_Your objective_
Pick out each line below containing "областной".

_Records_
-- START --
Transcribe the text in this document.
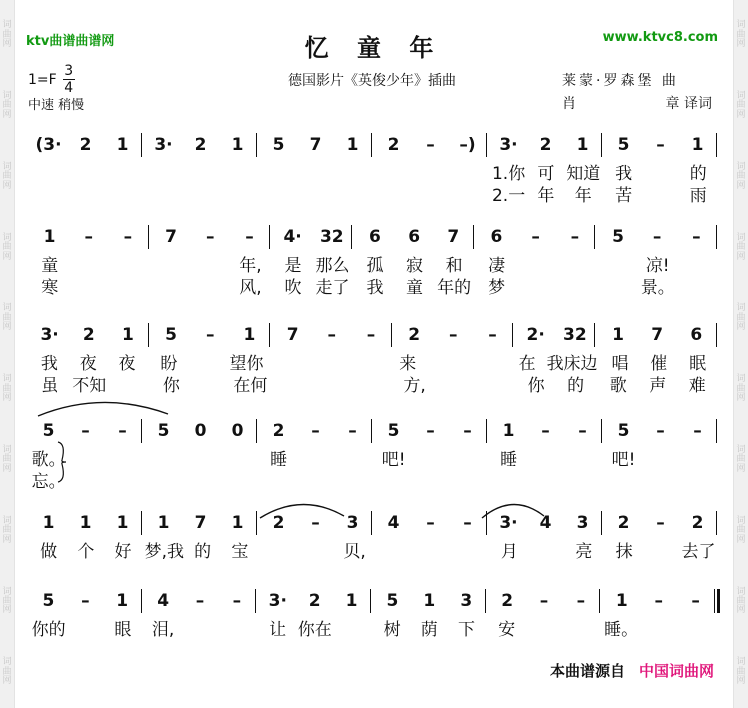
词
曲
网
词
曲
网
词
曲
网
词
曲
网
词
曲
网
词
曲
网
词
曲
网
词
曲
网
词
曲
网
词
曲
网
词
曲
网
词
曲
网
词
曲
网
词
曲
网
词
曲
网
词
曲
网
词
曲
网
词
曲
网
词
曲
网
词
曲
网
ktv曲谱曲谱网	www.ktvc8.com
忆 童 年
1=F
3
4
中速 稍慢
德国影片《英俊少年》插曲	莱蒙·罗森堡 曲
肖	章 译词
(3·	2	1	3·	2	1	5	7	1	2	–	–)	3·	2	1	5	–	1
1.你 可 知道 我	的
2.一 年	年	苦	雨
1	–	–	7	–	–	4·	32	6	6	7	6	–	–	5	–	–
童	年,	是 那么	孤	寂	和	凄	凉!
寒	风,	吹 走了	我	童 年的	梦	景。
3·	2	1	5	–	1	7	–	–	2	–	–	2·	32	1	7	6
我	夜	夜	盼	望你	来	在 我床边 唱	催	眠
虽 不知	你	在何	方,	你	的	歌	声	难
5	–	–	5	0	0	2	–	–	5	–	–	1	–	–	5	–	–
歌。	睡	吧!	睡	吧!
忘。
1	1	1	1	7	1	2	–	3	4	–	–	3·	4	3	2	–	2
做	个	好 梦,我 的	宝	贝,	月	亮	抹	去了
5	–	1	4	–	–	3·	2	1	5	1	3	2	–	–	1	–	–
你的	眼	泪,	让 你在	树	荫	下	安	睡。
本曲谱源自 中国词曲网
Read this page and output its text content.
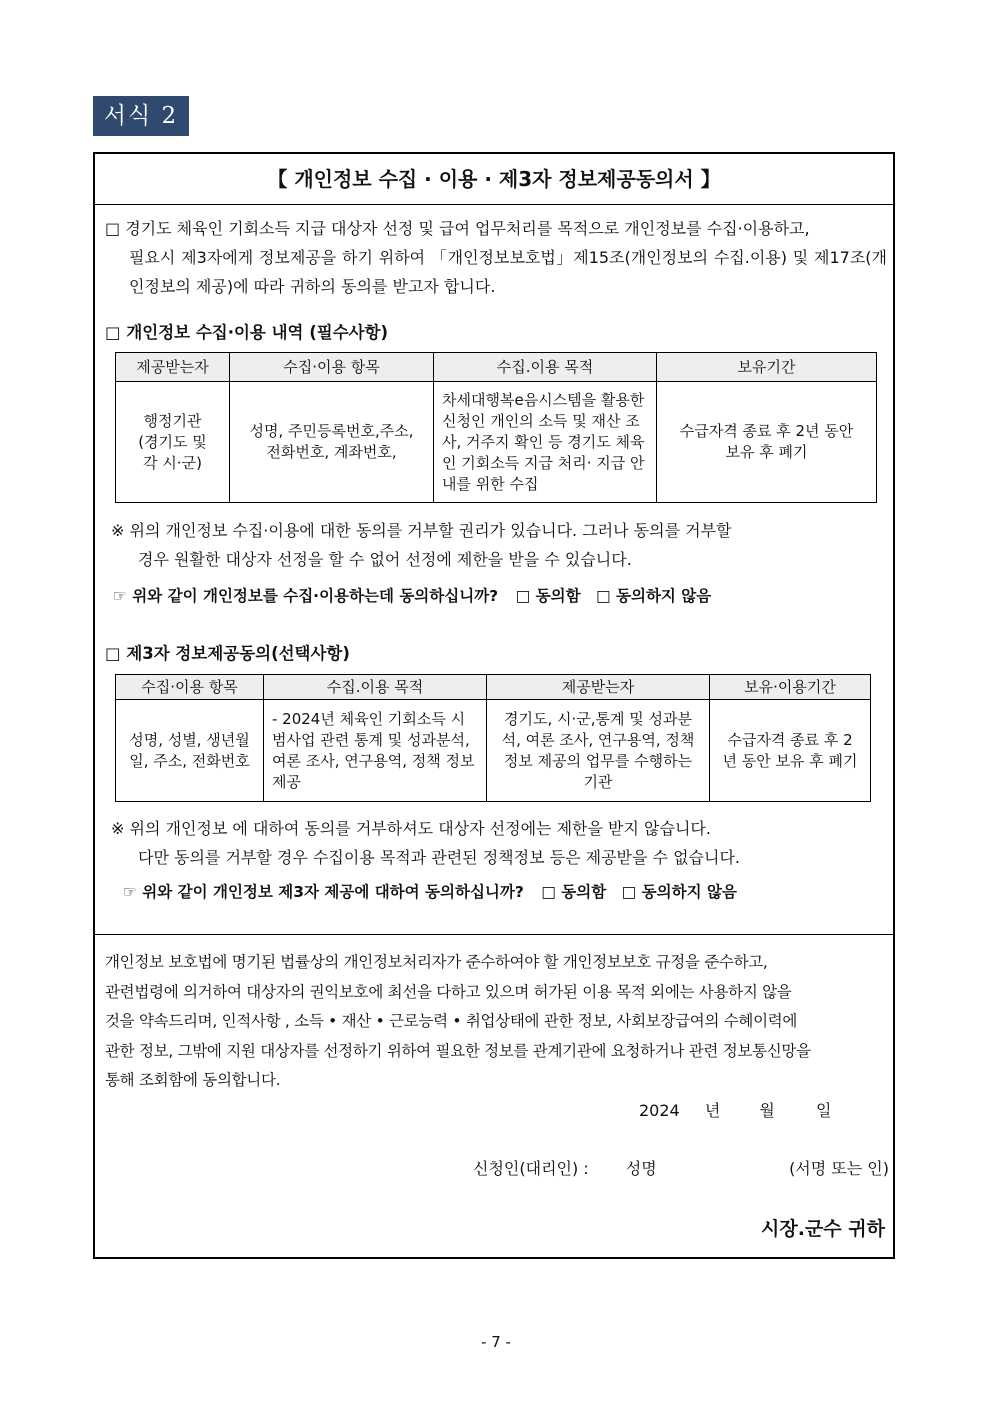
서식 2
【 개인정보 수집 · 이용 · 제3자 정보제공동의서 】
□ 경기도 체육인 기회소득 지급 대상자 선정 및 급여 업무처리를 목적으로 개인정보를 수집·이용하고,
필요시 제3자에게 정보제공을 하기 위하여 「개인정보보호법」제15조(개인정보의 수집.이용) 및 제17조(개인정보의 제공)에 따라 귀하의 동의를 받고자 합니다.
□ 개인정보 수집·이용 내역 (필수사항)
제공받는자	수집·이용 항목	수집.이용 목적	보유기간
행정기관 (경기도 및 각 시·군)	성명, 주민등록번호,주소, 전화번호, 계좌번호,	차세대행복e음시스템을 활용한 신청인 개인의 소득 및 재산 조사, 거주지 확인 등 경기도 체육인 기회소득 지급 처리· 지급 안내를 위한 수집	수급자격 종료 후 2년 동안 보유 후 폐기
※ 위의 개인정보 수집·이용에 대한 동의를 거부할 권리가 있습니다. 그러나 동의를 거부할
경우 원활한 대상자 선정을 할 수 없어 선정에 제한을 받을 수 있습니다.
☞ 위와 같이 개인정보를 수집·이용하는데 동의하십니까? □ 동의함 □ 동의하지 않음
□ 제3자 정보제공동의(선택사항)
수집·이용 항목	수집.이용 목적	제공받는자	보유·이용기간
성명, 성별, 생년월일, 주소, 전화번호	- 2024년 체육인 기회소득 시범사업 관련 통계 및 성과분석, 여론 조사, 연구용역, 정책 정보제공	경기도, 시·군,통계 및 성과분석, 여론 조사, 연구용역, 정책 정보 제공의 업무를 수행하는 기관	수급자격 종료 후 2년 동안 보유 후 폐기
※ 위의 개인정보 에 대하여 동의를 거부하셔도 대상자 선정에는 제한을 받지 않습니다.
다만 동의를 거부할 경우 수집이용 목적과 관련된 정책정보 등은 제공받을 수 없습니다.
☞ 위와 같이 개인정보 제3자 제공에 대하여 동의하십니까? □ 동의함 □ 동의하지 않음
개인정보 보호법에 명기된 법률상의 개인정보처리자가 준수하여야 할 개인정보보호 규정을 준수하고,
관련법령에 의거하여 대상자의 권익보호에 최선을 다하고 있으며 허가된 이용 목적 외에는 사용하지 않을
것을 약속드리며, 인적사항 , 소득 • 재산 • 근로능력 • 취업상태에 관한 정보, 사회보장급여의 수혜이력에
관한 정보, 그밖에 지원 대상자를 선정하기 위하여 필요한 정보를 관계기관에 요청하거나 관련 정보통신망을
통해 조회함에 동의합니다.
2024 년 월	일
신청인(대리인) : 성명	(서명 또는 인)
시장.군수 귀하
- 7 -
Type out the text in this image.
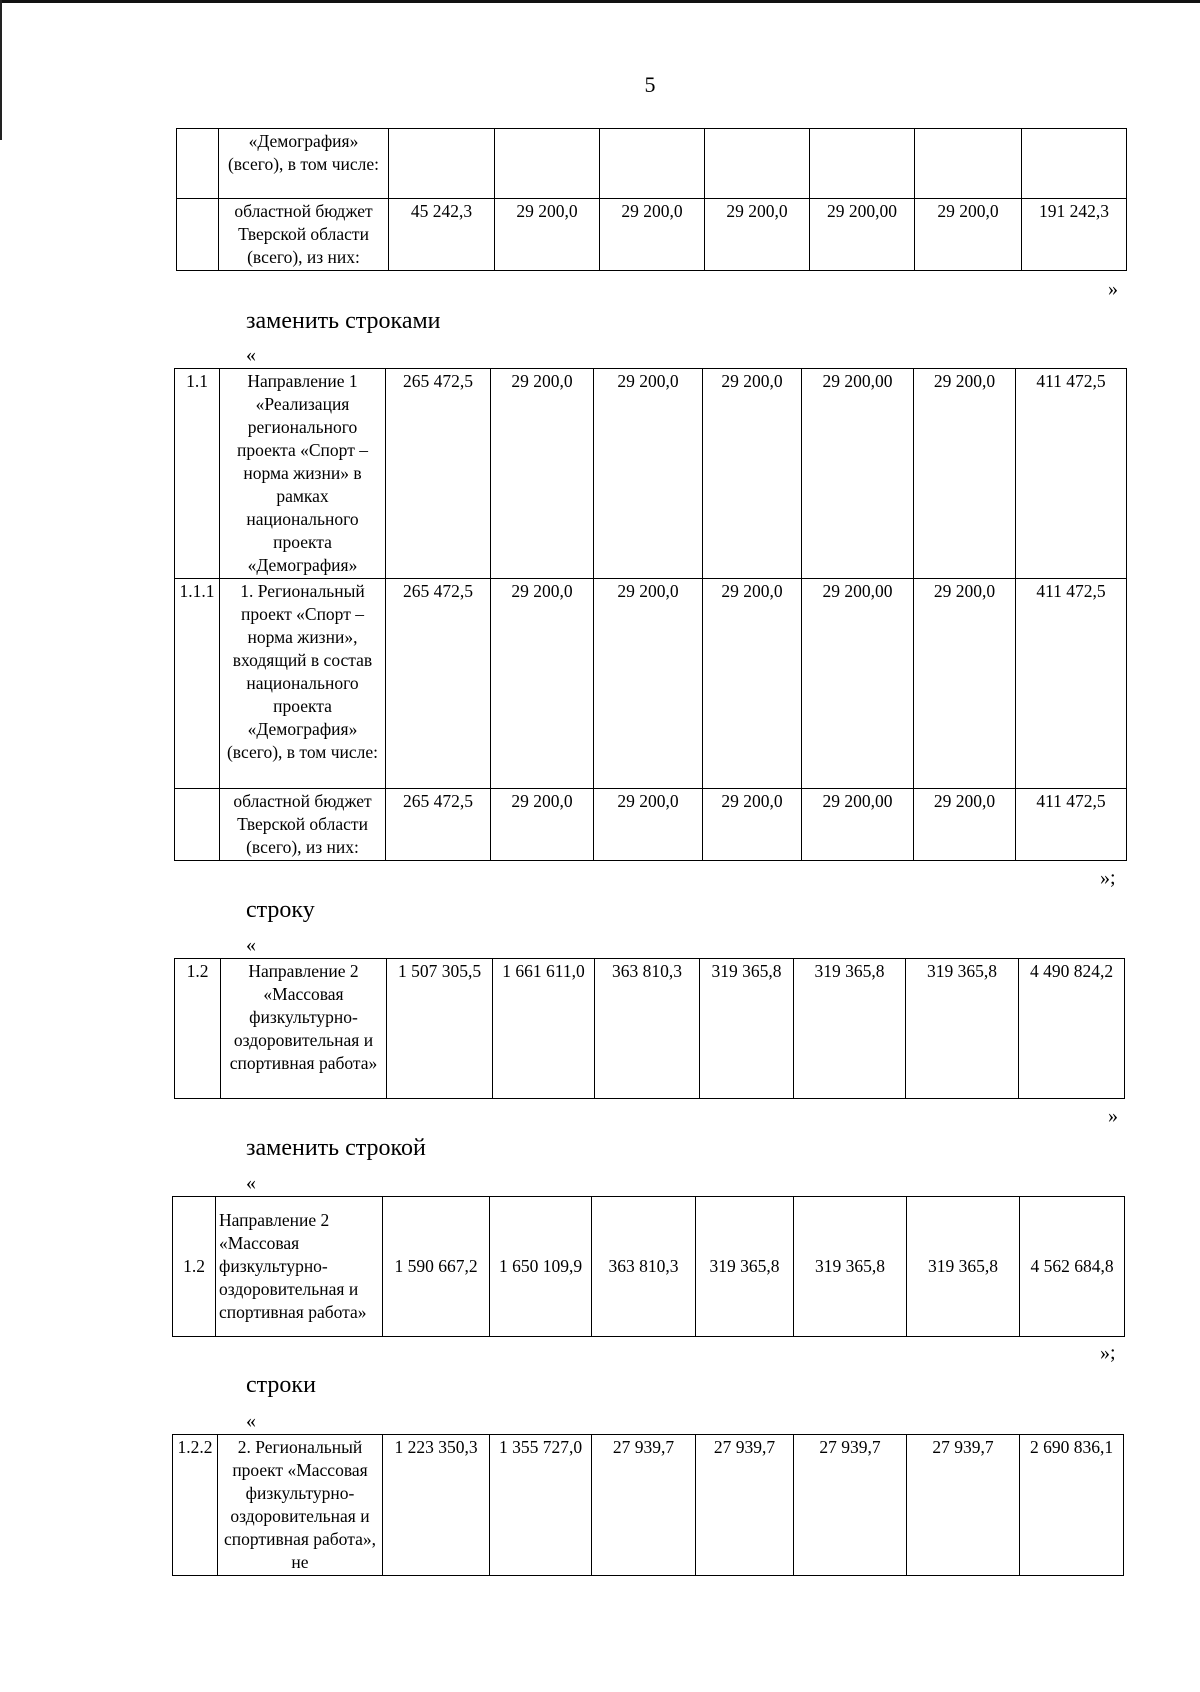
5
	«Демография» (всего), в том числе:							
	областной бюджет Тверской области (всего), из них:	45 242,3	29 200,0	29 200,0	29 200,0	29 200,00	29 200,0	191 242,3
»
заменить строками
«
1.1	Направление 1 «Реализация регионального проекта «Спорт – норма жизни» в рамках национального проекта «Демография»	265 472,5	29 200,0	29 200,0	29 200,0	29 200,00	29 200,0	411 472,5
1.1.1	1. Региональный проект «Спорт – норма жизни», входящий в состав национального проекта «Демография» (всего), в том числе:	265 472,5	29 200,0	29 200,0	29 200,0	29 200,00	29 200,0	411 472,5
	областной бюджет Тверской области (всего), из них:	265 472,5	29 200,0	29 200,0	29 200,0	29 200,00	29 200,0	411 472,5
»;
строку
«
1.2	Направление 2 «Массовая физкультурно-оздоровительная и спортивная работа»	1 507 305,5	1 661 611,0	363 810,3	319 365,8	319 365,8	319 365,8	4 490 824,2
»
заменить строкой
«
1.2	Направление 2 «Массовая физкультурно-оздоровительная и спортивная работа»	1 590 667,2	1 650 109,9	363 810,3	319 365,8	319 365,8	319 365,8	4 562 684,8
»;
строки
«
1.2.2	2. Региональный проект «Массовая физкультурно-оздоровительная и спортивная работа», не	1 223 350,3	1 355 727,0	27 939,7	27 939,7	27 939,7	27 939,7	2 690 836,1
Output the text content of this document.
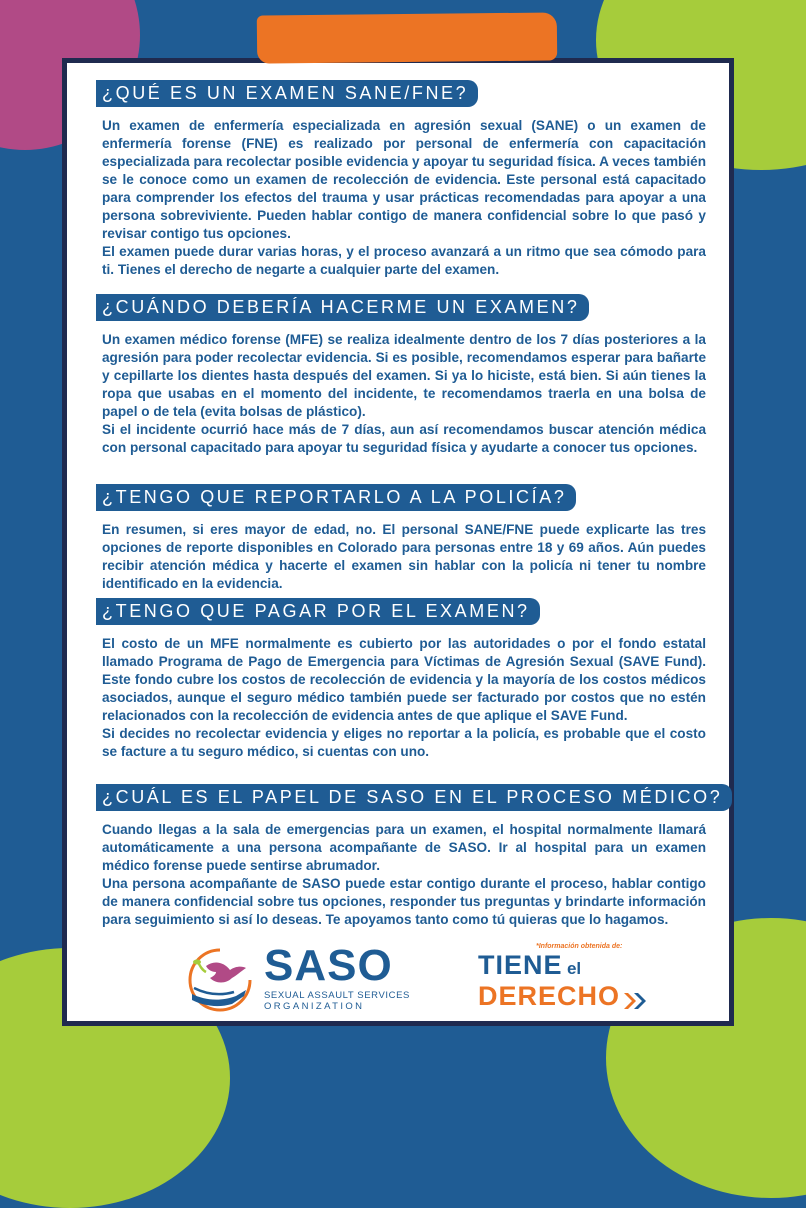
¿QUÉ ES UN EXAMEN SANE/FNE?

Un examen de enfermería especializada en agresión sexual (SANE) o un examen de enfermería forense (FNE) es realizado por personal de enfermería con capacitación especializada para recolectar posible evidencia y apoyar tu seguridad física. A veces también se le conoce como un examen de recolección de evidencia. Este personal está capacitado para comprender los efectos del trauma y usar prácticas recomendadas para apoyar a una persona sobreviviente. Pueden hablar contigo de manera confidencial sobre lo que pasó y revisar contigo tus opciones.

El examen puede durar varias horas, y el proceso avanzará a un ritmo que sea cómodo para ti. Tienes el derecho de negarte a cualquier parte del examen.

¿CUÁNDO DEBERÍA HACERME UN EXAMEN?

Un examen médico forense (MFE) se realiza idealmente dentro de los 7 días posteriores a la agresión para poder recolectar evidencia. Si es posible, recomendamos esperar para bañarte y cepillarte los dientes hasta después del examen. Si ya lo hiciste, está bien. Si aún tienes la ropa que usabas en el momento del incidente, te recomendamos traerla en una bolsa de papel o de tela (evita bolsas de plástico).

Si el incidente ocurrió hace más de 7 días, aun así recomendamos buscar atención médica con personal capacitado para apoyar tu seguridad física y ayudarte a conocer tus opciones.

¿TENGO QUE REPORTARLO A LA POLICÍA?

En resumen, si eres mayor de edad, no. El personal SANE/FNE puede explicarte las tres opciones de reporte disponibles en Colorado para personas entre 18 y 69 años. Aún puedes recibir atención médica y hacerte el examen sin hablar con la policía ni tener tu nombre identificado en la evidencia.

¿TENGO QUE PAGAR POR EL EXAMEN?

El costo de un MFE normalmente es cubierto por las autoridades o por el fondo estatal llamado Programa de Pago de Emergencia para Víctimas de Agresión Sexual (SAVE Fund). Este fondo cubre los costos de recolección de evidencia y la mayoría de los costos médicos asociados, aunque el seguro médico también puede ser facturado por costos que no estén relacionados con la recolección de evidencia antes de que aplique el SAVE Fund.

Si decides no recolectar evidencia y eliges no reportar a la policía, es probable que el costo se facture a tu seguro médico, si cuentas con uno.

¿CUÁL ES EL PAPEL DE SASO EN EL PROCESO MÉDICO?

Cuando llegas a la sala de emergencias para un examen, el hospital normalmente llamará automáticamente a una persona acompañante de SASO. Ir al hospital para un examen médico forense puede sentirse abrumador.

Una persona acompañante de SASO puede estar contigo durante el proceso, hablar contigo de manera confidencial sobre tus opciones, responder tus preguntas y brindarte información para seguimiento si así lo deseas. Te apoyamos tanto como tú quieras que lo hagamos.

SASO
SEXUAL ASSAULT SERVICES
ORGANIZATION
*Información obtenida de:
TIENE el
DERECHO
-- END --
_Result of this exercise_
	областной бюджет Тверской области (всего), из них:	45 242,3	29 200,0	29 200,0	29 200,0	29 200,00	29 200,0	191 242,3
	областной бюджет Тверской области (всего), из них:	265 472,5	29 200,0	29 200,0	29 200,0	29 200,00	29 200,0	411 472,5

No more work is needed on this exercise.